(EXCERPTED TEXT begins)
Joseph Gwilt (11 January 1784 – 14 September 1863) was an English architect and writer.

He was the son of George Gwilt, architect surveyor to the county of Surrey, and was born at Southwark. George Gwilt the Younger, was his elder brother.

He was educated at St Paul's School, and after a short course of instruction in his father's office was in 1801 admitted a student of the Royal Academy, where in the same year he gained the silver medal for his drawing of the tower and steeple of St Dunstan-in-the-East. In 1811 he published a Treatise on the Equilibrium of Arches, and in 1815 he was elected FSA.

After a visit to Italy in 1816, he published in 1818 Notitia architectonica italiana, or Concise Notices of the Buildings and Architects of Italy. In 1825 he published an edition of Sir William Chambers's Treatise on Civil Architecture; and among his other principal contributions to the literature of his profession are a translation of the Architecture of Vitruvius (1826), a Treatise on the Rudiments of Architecture, Practical and Theoretical (1826), and his valuable Encyclopaedia of Architecture (1842), which was published with additions by Wyatt Papworth in 1867.
(EXCERPTED TEXT ends)
*TASK ITEM A*. List every person named in the passage on Joseph Gwilt other than Joseph Gwilt himself.
*TASK ITEM B*. Copy the passage on Joseph Gwilt between "He was the son" and "his elder brother.", inclusive.
(DATA SUPPLIED begins)
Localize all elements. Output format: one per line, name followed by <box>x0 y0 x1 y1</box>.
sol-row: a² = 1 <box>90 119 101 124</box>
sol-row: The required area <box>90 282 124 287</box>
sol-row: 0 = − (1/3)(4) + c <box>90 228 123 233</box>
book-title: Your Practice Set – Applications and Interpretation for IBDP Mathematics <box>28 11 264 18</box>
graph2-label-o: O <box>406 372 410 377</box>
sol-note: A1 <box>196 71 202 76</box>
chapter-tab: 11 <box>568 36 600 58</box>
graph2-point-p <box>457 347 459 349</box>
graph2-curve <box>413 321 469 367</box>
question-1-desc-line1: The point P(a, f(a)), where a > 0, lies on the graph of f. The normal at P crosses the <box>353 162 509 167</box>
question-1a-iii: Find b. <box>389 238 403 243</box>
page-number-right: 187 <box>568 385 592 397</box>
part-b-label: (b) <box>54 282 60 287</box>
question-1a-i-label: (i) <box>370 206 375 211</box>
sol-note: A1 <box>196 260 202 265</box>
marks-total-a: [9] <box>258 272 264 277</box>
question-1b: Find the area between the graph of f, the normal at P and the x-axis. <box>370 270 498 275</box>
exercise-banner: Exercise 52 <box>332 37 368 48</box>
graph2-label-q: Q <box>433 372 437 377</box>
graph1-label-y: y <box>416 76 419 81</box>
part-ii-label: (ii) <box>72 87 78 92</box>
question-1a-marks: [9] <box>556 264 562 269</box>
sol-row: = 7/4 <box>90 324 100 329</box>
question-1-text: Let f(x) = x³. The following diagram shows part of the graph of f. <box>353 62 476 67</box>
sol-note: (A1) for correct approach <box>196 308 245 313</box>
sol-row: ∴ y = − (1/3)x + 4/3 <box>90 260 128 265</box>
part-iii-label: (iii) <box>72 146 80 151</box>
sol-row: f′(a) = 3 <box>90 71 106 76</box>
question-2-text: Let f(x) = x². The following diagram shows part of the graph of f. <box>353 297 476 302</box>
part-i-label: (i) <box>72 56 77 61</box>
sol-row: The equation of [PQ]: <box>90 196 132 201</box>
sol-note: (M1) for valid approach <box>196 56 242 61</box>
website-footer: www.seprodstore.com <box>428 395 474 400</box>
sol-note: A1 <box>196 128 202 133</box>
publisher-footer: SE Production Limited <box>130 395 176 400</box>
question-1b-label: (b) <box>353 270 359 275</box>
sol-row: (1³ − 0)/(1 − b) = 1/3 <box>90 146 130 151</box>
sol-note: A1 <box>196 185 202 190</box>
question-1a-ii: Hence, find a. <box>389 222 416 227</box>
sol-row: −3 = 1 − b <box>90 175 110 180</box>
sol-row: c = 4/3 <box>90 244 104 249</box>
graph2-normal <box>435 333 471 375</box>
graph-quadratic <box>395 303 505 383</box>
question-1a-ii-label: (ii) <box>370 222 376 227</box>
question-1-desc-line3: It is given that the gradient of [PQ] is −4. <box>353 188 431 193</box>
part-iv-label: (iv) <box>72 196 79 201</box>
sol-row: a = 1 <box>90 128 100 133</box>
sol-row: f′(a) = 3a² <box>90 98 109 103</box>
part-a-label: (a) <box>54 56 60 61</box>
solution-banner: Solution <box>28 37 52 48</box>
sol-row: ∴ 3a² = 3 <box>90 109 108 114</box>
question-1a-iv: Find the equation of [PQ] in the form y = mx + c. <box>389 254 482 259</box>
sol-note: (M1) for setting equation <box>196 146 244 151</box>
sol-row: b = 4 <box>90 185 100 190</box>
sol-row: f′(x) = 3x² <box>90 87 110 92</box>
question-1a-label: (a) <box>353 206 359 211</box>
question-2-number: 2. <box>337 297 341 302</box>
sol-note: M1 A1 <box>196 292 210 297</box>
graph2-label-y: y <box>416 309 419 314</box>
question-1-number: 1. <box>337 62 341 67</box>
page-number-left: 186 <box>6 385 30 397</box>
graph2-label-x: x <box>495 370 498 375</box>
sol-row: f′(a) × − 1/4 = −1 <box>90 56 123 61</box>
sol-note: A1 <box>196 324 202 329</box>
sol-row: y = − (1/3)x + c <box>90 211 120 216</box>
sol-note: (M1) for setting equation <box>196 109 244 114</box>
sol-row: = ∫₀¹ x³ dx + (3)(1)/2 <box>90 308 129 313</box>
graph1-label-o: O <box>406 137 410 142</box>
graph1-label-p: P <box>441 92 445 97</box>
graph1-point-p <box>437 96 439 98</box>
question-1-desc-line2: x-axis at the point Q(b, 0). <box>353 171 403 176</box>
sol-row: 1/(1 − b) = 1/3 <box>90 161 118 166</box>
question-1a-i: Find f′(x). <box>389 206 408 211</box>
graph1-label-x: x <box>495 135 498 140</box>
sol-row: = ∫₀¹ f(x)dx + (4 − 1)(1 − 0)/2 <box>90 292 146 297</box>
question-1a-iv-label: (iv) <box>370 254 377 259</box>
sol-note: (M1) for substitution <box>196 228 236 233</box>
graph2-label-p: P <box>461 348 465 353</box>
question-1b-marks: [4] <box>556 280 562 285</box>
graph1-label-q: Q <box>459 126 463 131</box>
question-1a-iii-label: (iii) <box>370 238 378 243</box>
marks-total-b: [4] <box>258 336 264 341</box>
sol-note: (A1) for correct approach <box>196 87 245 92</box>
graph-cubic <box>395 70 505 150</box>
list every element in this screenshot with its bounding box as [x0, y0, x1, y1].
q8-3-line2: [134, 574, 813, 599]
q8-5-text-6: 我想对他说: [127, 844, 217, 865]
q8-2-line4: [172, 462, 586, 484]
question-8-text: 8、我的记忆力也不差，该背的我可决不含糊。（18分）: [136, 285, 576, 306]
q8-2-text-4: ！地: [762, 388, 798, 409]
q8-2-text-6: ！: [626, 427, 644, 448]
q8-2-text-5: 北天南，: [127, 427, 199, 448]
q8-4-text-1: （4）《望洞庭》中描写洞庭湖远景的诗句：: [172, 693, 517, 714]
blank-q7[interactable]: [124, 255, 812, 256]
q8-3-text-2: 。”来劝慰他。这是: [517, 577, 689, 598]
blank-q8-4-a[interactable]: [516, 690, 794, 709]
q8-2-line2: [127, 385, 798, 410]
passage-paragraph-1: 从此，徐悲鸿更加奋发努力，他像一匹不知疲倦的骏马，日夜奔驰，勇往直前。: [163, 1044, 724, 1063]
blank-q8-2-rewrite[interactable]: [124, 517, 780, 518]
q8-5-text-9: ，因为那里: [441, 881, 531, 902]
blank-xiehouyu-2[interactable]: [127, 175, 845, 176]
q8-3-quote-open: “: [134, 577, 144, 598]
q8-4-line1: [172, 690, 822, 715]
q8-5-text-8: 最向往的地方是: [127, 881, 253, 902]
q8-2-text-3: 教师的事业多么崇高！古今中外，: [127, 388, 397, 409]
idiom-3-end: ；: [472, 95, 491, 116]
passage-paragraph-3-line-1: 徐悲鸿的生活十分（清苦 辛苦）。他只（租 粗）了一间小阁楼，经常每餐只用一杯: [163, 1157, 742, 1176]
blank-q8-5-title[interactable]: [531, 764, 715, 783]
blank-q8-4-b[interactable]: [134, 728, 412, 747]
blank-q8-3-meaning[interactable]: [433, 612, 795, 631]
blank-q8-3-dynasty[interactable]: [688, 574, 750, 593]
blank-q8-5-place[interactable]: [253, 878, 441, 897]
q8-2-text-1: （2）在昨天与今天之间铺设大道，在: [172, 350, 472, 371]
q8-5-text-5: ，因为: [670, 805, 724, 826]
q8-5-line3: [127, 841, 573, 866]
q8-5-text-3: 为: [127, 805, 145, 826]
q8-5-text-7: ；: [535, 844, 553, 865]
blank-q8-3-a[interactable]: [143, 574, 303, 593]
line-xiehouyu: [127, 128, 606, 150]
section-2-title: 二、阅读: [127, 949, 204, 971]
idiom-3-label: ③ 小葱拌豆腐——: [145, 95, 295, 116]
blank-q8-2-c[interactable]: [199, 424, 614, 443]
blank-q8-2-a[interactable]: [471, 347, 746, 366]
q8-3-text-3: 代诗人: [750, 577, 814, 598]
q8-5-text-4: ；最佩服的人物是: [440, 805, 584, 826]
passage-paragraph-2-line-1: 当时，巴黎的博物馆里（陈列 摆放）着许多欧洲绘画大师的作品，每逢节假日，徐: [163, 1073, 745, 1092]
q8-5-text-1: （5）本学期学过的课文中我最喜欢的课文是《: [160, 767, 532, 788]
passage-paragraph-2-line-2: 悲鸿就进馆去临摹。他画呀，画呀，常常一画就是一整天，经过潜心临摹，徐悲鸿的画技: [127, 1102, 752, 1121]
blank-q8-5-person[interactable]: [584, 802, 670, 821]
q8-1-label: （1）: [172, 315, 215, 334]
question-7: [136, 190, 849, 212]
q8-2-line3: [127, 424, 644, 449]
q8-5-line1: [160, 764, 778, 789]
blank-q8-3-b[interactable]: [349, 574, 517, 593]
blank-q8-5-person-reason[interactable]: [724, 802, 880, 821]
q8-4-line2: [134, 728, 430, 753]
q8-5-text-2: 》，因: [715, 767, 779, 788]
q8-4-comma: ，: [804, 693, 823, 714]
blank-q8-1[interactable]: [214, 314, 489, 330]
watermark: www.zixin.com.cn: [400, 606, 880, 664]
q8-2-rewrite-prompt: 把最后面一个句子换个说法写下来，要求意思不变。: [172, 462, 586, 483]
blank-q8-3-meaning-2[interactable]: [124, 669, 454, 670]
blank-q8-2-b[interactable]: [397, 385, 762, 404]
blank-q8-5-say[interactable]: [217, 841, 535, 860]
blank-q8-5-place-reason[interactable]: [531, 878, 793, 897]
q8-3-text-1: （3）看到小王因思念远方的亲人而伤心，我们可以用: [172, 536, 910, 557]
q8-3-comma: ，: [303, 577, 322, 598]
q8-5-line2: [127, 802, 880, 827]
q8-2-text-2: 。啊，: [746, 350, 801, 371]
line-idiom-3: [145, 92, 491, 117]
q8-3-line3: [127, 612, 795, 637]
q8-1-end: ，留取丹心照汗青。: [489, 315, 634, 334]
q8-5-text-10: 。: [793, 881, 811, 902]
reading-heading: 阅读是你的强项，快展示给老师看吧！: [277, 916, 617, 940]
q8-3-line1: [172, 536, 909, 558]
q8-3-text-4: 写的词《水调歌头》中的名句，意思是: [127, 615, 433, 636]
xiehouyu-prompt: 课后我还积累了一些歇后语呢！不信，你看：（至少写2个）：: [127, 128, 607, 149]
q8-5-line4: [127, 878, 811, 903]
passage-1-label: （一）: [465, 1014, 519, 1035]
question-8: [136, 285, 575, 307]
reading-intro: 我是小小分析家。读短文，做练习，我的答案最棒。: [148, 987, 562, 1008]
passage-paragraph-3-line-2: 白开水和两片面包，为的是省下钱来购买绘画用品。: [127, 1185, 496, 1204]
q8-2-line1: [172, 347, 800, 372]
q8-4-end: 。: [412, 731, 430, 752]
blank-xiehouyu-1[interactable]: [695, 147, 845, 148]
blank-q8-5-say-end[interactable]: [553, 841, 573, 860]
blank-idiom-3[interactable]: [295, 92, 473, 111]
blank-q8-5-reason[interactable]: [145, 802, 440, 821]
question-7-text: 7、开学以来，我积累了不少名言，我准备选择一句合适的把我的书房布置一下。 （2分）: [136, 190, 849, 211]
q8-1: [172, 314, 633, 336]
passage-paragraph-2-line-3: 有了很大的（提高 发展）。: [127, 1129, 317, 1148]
(DATA SUPPLIED ends)
*TASK SOLUTION A*. George Gwilt, George Gwilt the Younger, Sir William Chambers, Vitruvius, Wyatt Papworth

*TASK SOLUTION B*.
He was the son of George Gwilt, architect surveyor to the county of Surrey, and was born at Southwark. George Gwilt the Younger, was his elder brother.